Records supplied:

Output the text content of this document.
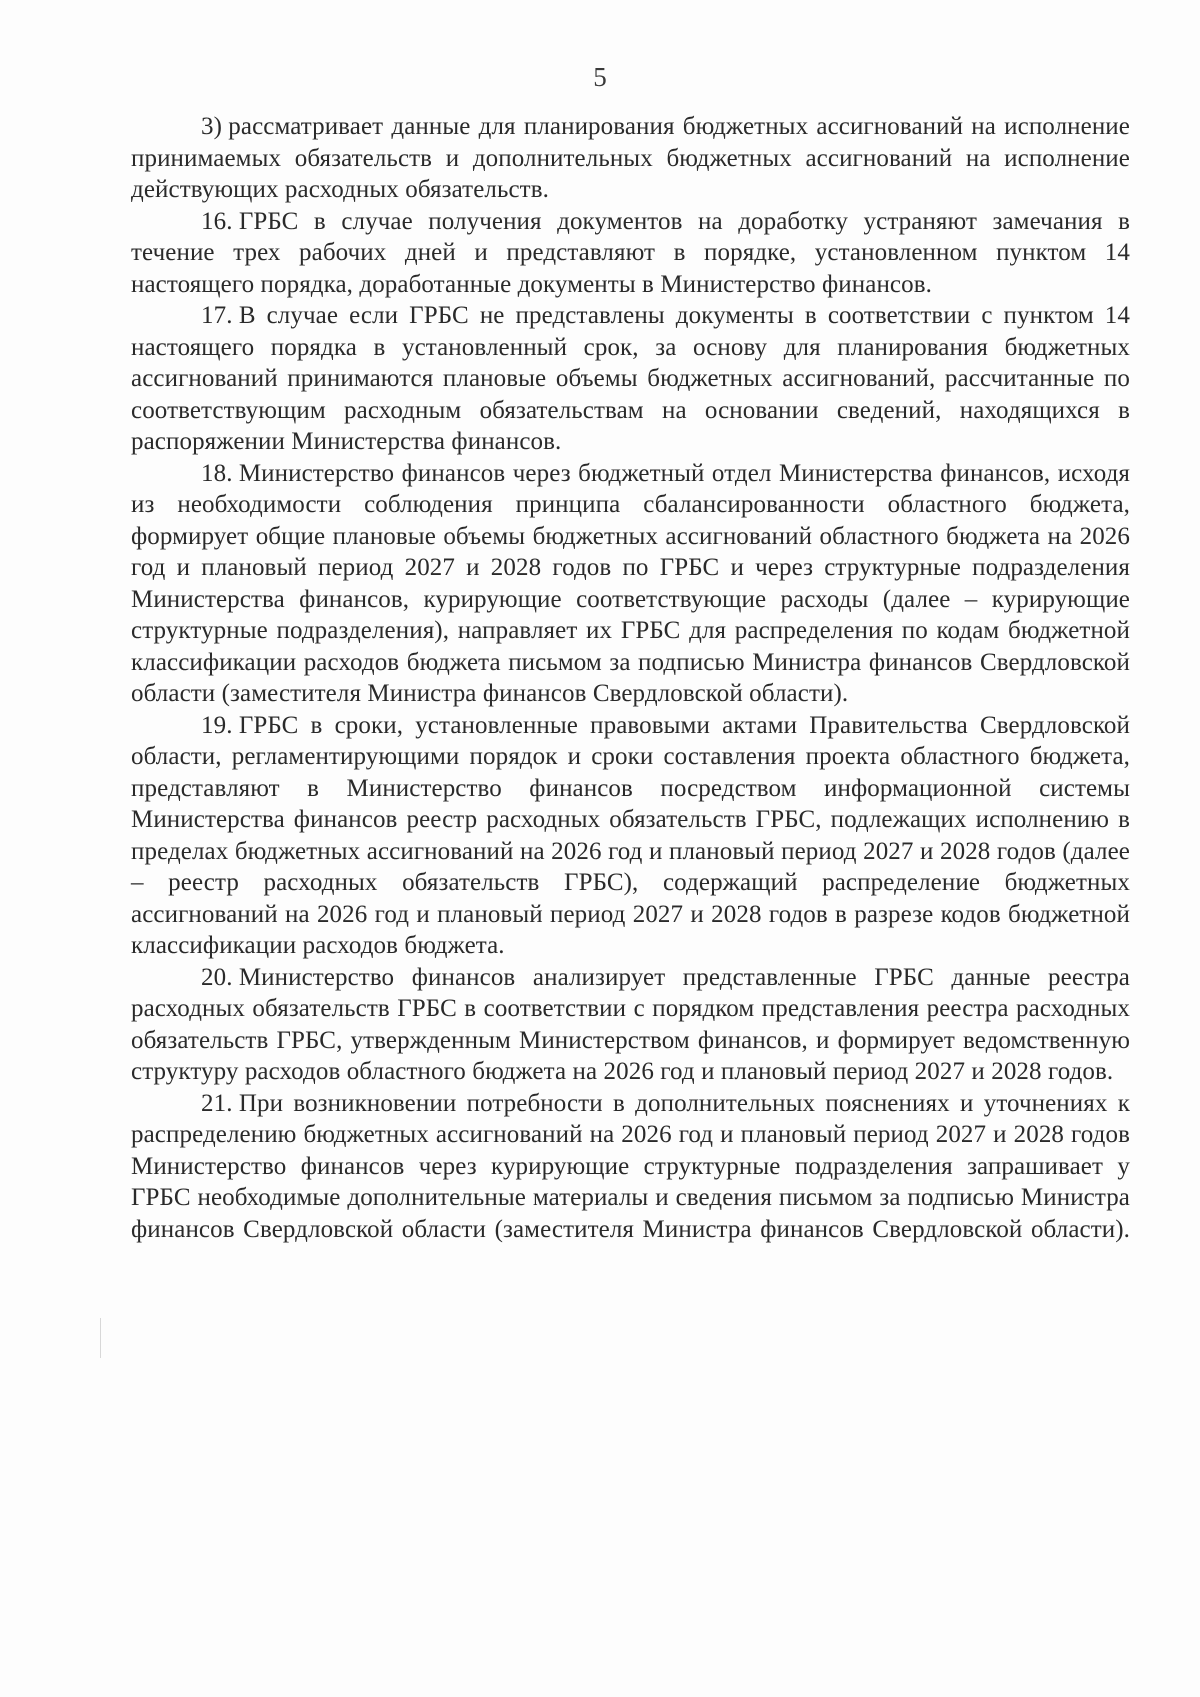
5

3) рассматривает данные для планирования бюджетных ассигнований на исполнение принимаемых обязательств и дополнительных бюджетных ассигнований на исполнение действующих расходных обязательств.

16. ГРБС в случае получения документов на доработку устраняют замечания в течение трех рабочих дней и представляют в порядке, установленном пунктом 14 настоящего порядка, доработанные документы в Министерство финансов.

17. В случае если ГРБС не представлены документы в соответствии с пунктом 14 настоящего порядка в установленный срок, за основу для планирования бюджетных ассигнований принимаются плановые объемы бюджетных ассигнований, рассчитанные по соответствующим расходным обязательствам на основании сведений, находящихся в распоряжении Министерства финансов.

18. Министерство финансов через бюджетный отдел Министерства финансов, исходя из необходимости соблюдения принципа сбалансированности областного бюджета, формирует общие плановые объемы бюджетных ассигнований областного бюджета на 2026 год и плановый период 2027 и 2028 годов по ГРБС и через структурные подразделения Министерства финансов, курирующие соответствующие расходы (далее – курирующие структурные подразделения), направляет их ГРБС для распределения по кодам бюджетной классификации расходов бюджета письмом за подписью Министра финансов Свердловской области (заместителя Министра финансов Свердловской области).

19. ГРБС в сроки, установленные правовыми актами Правительства Свердловской области, регламентирующими порядок и сроки составления проекта областного бюджета, представляют в Министерство финансов посредством информационной системы Министерства финансов реестр расходных обязательств ГРБС, подлежащих исполнению в пределах бюджетных ассигнований на 2026 год и плановый период 2027 и 2028 годов (далее – реестр расходных обязательств ГРБС), содержащий распределение бюджетных ассигнований на 2026 год и плановый период 2027 и 2028 годов в разрезе кодов бюджетной классификации расходов бюджета.

20. Министерство финансов анализирует представленные ГРБС данные реестра расходных обязательств ГРБС в соответствии с порядком представления реестра расходных обязательств ГРБС, утвержденным Министерством финансов, и формирует ведомственную структуру расходов областного бюджета на 2026 год и плановый период 2027 и 2028 годов.

21. При возникновении потребности в дополнительных пояснениях и уточнениях к распределению бюджетных ассигнований на 2026 год и плановый период 2027 и 2028 годов Министерство финансов через курирующие структурные подразделения запрашивает у ГРБС необходимые дополнительные материалы и сведения письмом за подписью Министра финансов Свердловской области (заместителя Министра финансов Свердловской области).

Exercise description: From the data above, write out everything exactly except the pictures.

Solution for this exercise:
Output the text content of this document.
5

3) рассматривает данные для планирования бюджетных ассигнований на исполнение принимаемых обязательств и дополнительных бюджетных ассигнований на исполнение действующих расходных обязательств.

16. ГРБС в случае получения документов на доработку устраняют замечания в течение трех рабочих дней и представляют в порядке, установленном пунктом 14 настоящего порядка, доработанные документы в Министерство финансов.

17. В случае если ГРБС не представлены документы в соответствии с пунктом 14 настоящего порядка в установленный срок, за основу для планирования бюджетных ассигнований принимаются плановые объемы бюджетных ассигнований, рассчитанные по соответствующим расходным обязательствам на основании сведений, находящихся в распоряжении Министерства финансов.

18. Министерство финансов через бюджетный отдел Министерства финансов, исходя из необходимости соблюдения принципа сбалансированности областного бюджета, формирует общие плановые объемы бюджетных ассигнований областного бюджета на 2026 год и плановый период 2027 и 2028 годов по ГРБС и через структурные подразделения Министерства финансов, курирующие соответствующие расходы (далее – курирующие структурные подразделения), направляет их ГРБС для распределения по кодам бюджетной классификации расходов бюджета письмом за подписью Министра финансов Свердловской области (заместителя Министра финансов Свердловской области).

19. ГРБС в сроки, установленные правовыми актами Правительства Свердловской области, регламентирующими порядок и сроки составления проекта областного бюджета, представляют в Министерство финансов посредством информационной системы Министерства финансов реестр расходных обязательств ГРБС, подлежащих исполнению в пределах бюджетных ассигнований на 2026 год и плановый период 2027 и 2028 годов (далее – реестр расходных обязательств ГРБС), содержащий распределение бюджетных ассигнований на 2026 год и плановый период 2027 и 2028 годов в разрезе кодов бюджетной классификации расходов бюджета.

20. Министерство финансов анализирует представленные ГРБС данные реестра расходных обязательств ГРБС в соответствии с порядком представления реестра расходных обязательств ГРБС, утвержденным Министерством финансов, и формирует ведомственную структуру расходов областного бюджета на 2026 год и плановый период 2027 и 2028 годов.

21. При возникновении потребности в дополнительных пояснениях и уточнениях к распределению бюджетных ассигнований на 2026 год и плановый период 2027 и 2028 годов Министерство финансов через курирующие структурные подразделения запрашивает у ГРБС необходимые дополнительные материалы и сведения письмом за подписью Министра финансов Свердловской области (заместителя Министра финансов Свердловской области).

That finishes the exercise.